GIVEN INSTRUCTION
Transcribe all of the records precisely as they are presented.

--- START OF STORED RECORDS ---

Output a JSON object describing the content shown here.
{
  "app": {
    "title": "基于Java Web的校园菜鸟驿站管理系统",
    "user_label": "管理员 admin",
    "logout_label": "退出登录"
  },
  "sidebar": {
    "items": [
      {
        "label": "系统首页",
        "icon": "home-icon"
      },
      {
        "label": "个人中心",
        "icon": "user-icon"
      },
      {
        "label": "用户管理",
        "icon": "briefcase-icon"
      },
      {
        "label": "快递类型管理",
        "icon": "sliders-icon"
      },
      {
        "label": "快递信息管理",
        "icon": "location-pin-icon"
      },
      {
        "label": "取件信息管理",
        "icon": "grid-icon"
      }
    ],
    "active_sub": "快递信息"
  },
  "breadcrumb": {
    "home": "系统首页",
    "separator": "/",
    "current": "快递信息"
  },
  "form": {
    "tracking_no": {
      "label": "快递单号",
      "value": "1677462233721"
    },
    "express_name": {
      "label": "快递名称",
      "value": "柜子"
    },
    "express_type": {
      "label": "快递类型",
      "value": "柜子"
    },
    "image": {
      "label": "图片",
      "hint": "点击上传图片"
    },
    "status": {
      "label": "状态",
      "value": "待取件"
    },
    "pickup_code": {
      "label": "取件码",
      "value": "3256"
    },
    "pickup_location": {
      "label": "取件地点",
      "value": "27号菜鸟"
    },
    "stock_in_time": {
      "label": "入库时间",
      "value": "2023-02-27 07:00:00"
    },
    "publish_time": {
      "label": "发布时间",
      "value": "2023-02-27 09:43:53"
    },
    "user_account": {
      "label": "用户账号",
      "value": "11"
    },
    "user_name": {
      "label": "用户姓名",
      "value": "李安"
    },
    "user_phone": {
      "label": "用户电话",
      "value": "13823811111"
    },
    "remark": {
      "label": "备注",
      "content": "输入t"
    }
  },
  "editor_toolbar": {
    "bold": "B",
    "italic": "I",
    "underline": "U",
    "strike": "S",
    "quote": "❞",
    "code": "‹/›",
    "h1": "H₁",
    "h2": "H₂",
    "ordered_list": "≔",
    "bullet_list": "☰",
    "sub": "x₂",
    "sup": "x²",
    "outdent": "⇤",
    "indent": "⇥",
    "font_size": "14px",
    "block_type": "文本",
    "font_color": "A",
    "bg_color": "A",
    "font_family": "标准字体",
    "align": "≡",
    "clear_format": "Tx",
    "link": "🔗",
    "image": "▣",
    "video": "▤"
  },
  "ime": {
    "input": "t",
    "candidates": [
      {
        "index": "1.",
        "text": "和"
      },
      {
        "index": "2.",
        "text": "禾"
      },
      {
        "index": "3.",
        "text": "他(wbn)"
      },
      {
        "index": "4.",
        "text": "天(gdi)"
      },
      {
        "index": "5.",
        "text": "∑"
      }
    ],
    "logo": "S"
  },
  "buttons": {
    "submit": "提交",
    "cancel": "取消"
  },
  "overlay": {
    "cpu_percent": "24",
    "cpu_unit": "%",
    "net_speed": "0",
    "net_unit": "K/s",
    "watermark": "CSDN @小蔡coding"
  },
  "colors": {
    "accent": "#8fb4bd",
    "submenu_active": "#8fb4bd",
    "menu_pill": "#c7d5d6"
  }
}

--- END OF STORED RECORDS ---

ANSWER TO THIS PROBLEM
Output a JSON object describing the content shown here.
{
  "app": {
    "title": "基于Java Web的校园菜鸟驿站管理系统",
    "user_label": "管理员 admin",
    "logout_label": "退出登录"
  },
  "sidebar": {
    "items": [
      {
        "label": "系统首页",
        "icon": "home-icon"
      },
      {
        "label": "个人中心",
        "icon": "user-icon"
      },
      {
        "label": "用户管理",
        "icon": "briefcase-icon"
      },
      {
        "label": "快递类型管理",
        "icon": "sliders-icon"
      },
      {
        "label": "快递信息管理",
        "icon": "location-pin-icon"
      },
      {
        "label": "取件信息管理",
        "icon": "grid-icon"
      }
    ],
    "active_sub": "快递信息"
  },
  "breadcrumb": {
    "home": "系统首页",
    "separator": "/",
    "current": "快递信息"
  },
  "form": {
    "tracking_no": {
      "label": "快递单号",
      "value": "1677462233721"
    },
    "express_name": {
      "label": "快递名称",
      "value": "柜子"
    },
    "express_type": {
      "label": "快递类型",
      "value": "柜子"
    },
    "image": {
      "label": "图片",
      "hint": "点击上传图片"
    },
    "status": {
      "label": "状态",
      "value": "待取件"
    },
    "pickup_code": {
      "label": "取件码",
      "value": "3256"
    },
    "pickup_location": {
      "label": "取件地点",
      "value": "27号菜鸟"
    },
    "stock_in_time": {
      "label": "入库时间",
      "value": "2023-02-27 07:00:00"
    },
    "publish_time": {
      "label": "发布时间",
      "value": "2023-02-27 09:43:53"
    },
    "user_account": {
      "label": "用户账号",
      "value": "11"
    },
    "user_name": {
      "label": "用户姓名",
      "value": "李安"
    },
    "user_phone": {
      "label": "用户电话",
      "value": "13823811111"
    },
    "remark": {
      "label": "备注",
      "content": "输入t"
    }
  },
  "editor_toolbar": {
    "bold": "B",
    "italic": "I",
    "underline": "U",
    "strike": "S",
    "quote": "❞",
    "code": "‹/›",
    "h1": "H₁",
    "h2": "H₂",
    "ordered_list": "≔",
    "bullet_list": "☰",
    "sub": "x₂",
    "sup": "x²",
    "outdent": "⇤",
    "indent": "⇥",
    "font_size": "14px",
    "block_type": "文本",
    "font_color": "A",
    "bg_color": "A",
    "font_family": "标准字体",
    "align": "≡",
    "clear_format": "Tx",
    "link": "🔗",
    "image": "▣",
    "video": "▤"
  },
  "ime": {
    "input": "t",
    "candidates": [
      {
        "index": "1.",
        "text": "和"
      },
      {
        "index": "2.",
        "text": "禾"
      },
      {
        "index": "3.",
        "text": "他(wbn)"
      },
      {
        "index": "4.",
        "text": "天(gdi)"
      },
      {
        "index": "5.",
        "text": "∑"
      }
    ],
    "logo": "S"
  },
  "buttons": {
    "submit": "提交",
    "cancel": "取消"
  },
  "overlay": {
    "cpu_percent": "24",
    "cpu_unit": "%",
    "net_speed": "0",
    "net_unit": "K/s",
    "watermark": "CSDN @小蔡coding"
  },
  "colors": {
    "accent": "#8fb4bd",
    "submenu_active": "#8fb4bd",
    "menu_pill": "#c7d5d6"
  }
}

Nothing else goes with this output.